• **Do this**:
Reproduce the whole listing, character for character.

• **Dataset content**:

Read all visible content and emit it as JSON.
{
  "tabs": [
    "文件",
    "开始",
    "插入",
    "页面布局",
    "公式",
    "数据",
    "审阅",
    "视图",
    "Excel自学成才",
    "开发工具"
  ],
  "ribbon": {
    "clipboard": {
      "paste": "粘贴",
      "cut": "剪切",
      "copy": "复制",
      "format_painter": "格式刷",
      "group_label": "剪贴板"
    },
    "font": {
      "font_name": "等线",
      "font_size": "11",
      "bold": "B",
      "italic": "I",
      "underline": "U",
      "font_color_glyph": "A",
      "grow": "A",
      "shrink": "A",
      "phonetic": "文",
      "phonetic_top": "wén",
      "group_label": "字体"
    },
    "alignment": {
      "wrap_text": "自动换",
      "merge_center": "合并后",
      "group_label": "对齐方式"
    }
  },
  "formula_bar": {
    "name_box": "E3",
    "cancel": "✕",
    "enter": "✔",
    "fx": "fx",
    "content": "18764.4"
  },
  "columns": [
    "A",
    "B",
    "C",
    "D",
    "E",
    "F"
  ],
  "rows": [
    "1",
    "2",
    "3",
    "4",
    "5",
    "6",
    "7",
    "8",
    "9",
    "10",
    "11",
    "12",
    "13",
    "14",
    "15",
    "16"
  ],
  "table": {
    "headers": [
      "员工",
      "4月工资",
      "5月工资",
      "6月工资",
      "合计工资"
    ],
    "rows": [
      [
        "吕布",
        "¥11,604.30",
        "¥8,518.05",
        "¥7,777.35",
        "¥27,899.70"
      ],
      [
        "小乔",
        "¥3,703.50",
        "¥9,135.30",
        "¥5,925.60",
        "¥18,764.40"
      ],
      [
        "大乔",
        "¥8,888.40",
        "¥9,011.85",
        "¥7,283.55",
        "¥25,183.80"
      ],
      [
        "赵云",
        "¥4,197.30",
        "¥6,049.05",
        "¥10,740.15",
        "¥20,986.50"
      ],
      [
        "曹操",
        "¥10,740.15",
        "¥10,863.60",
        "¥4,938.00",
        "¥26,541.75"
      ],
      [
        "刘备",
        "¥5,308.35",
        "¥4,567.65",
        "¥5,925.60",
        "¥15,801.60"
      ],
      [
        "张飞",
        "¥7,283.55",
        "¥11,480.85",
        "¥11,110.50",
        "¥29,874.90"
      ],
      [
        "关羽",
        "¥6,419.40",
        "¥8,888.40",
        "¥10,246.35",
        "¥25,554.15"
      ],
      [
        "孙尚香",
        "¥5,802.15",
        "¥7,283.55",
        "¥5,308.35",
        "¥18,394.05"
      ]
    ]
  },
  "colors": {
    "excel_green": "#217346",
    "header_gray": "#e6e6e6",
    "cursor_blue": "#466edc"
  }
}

• **Result for this task**:
Read all visible content and emit it as JSON.
{
  "tabs": [
    "文件",
    "开始",
    "插入",
    "页面布局",
    "公式",
    "数据",
    "审阅",
    "视图",
    "Excel自学成才",
    "开发工具"
  ],
  "ribbon": {
    "clipboard": {
      "paste": "粘贴",
      "cut": "剪切",
      "copy": "复制",
      "format_painter": "格式刷",
      "group_label": "剪贴板"
    },
    "font": {
      "font_name": "等线",
      "font_size": "11",
      "bold": "B",
      "italic": "I",
      "underline": "U",
      "font_color_glyph": "A",
      "grow": "A",
      "shrink": "A",
      "phonetic": "文",
      "phonetic_top": "wén",
      "group_label": "字体"
    },
    "alignment": {
      "wrap_text": "自动换",
      "merge_center": "合并后",
      "group_label": "对齐方式"
    }
  },
  "formula_bar": {
    "name_box": "E3",
    "cancel": "✕",
    "enter": "✔",
    "fx": "fx",
    "content": "18764.4"
  },
  "columns": [
    "A",
    "B",
    "C",
    "D",
    "E",
    "F"
  ],
  "rows": [
    "1",
    "2",
    "3",
    "4",
    "5",
    "6",
    "7",
    "8",
    "9",
    "10",
    "11",
    "12",
    "13",
    "14",
    "15",
    "16"
  ],
  "table": {
    "headers": [
      "员工",
      "4月工资",
      "5月工资",
      "6月工资",
      "合计工资"
    ],
    "rows": [
      [
        "吕布",
        "¥11,604.30",
        "¥8,518.05",
        "¥7,777.35",
        "¥27,899.70"
      ],
      [
        "小乔",
        "¥3,703.50",
        "¥9,135.30",
        "¥5,925.60",
        "¥18,764.40"
      ],
      [
        "大乔",
        "¥8,888.40",
        "¥9,011.85",
        "¥7,283.55",
        "¥25,183.80"
      ],
      [
        "赵云",
        "¥4,197.30",
        "¥6,049.05",
        "¥10,740.15",
        "¥20,986.50"
      ],
      [
        "曹操",
        "¥10,740.15",
        "¥10,863.60",
        "¥4,938.00",
        "¥26,541.75"
      ],
      [
        "刘备",
        "¥5,308.35",
        "¥4,567.65",
        "¥5,925.60",
        "¥15,801.60"
      ],
      [
        "张飞",
        "¥7,283.55",
        "¥11,480.85",
        "¥11,110.50",
        "¥29,874.90"
      ],
      [
        "关羽",
        "¥6,419.40",
        "¥8,888.40",
        "¥10,246.35",
        "¥25,554.15"
      ],
      [
        "孙尚香",
        "¥5,802.15",
        "¥7,283.55",
        "¥5,308.35",
        "¥18,394.05"
      ]
    ]
  },
  "colors": {
    "excel_green": "#217346",
    "header_gray": "#e6e6e6",
    "cursor_blue": "#466edc"
  }
}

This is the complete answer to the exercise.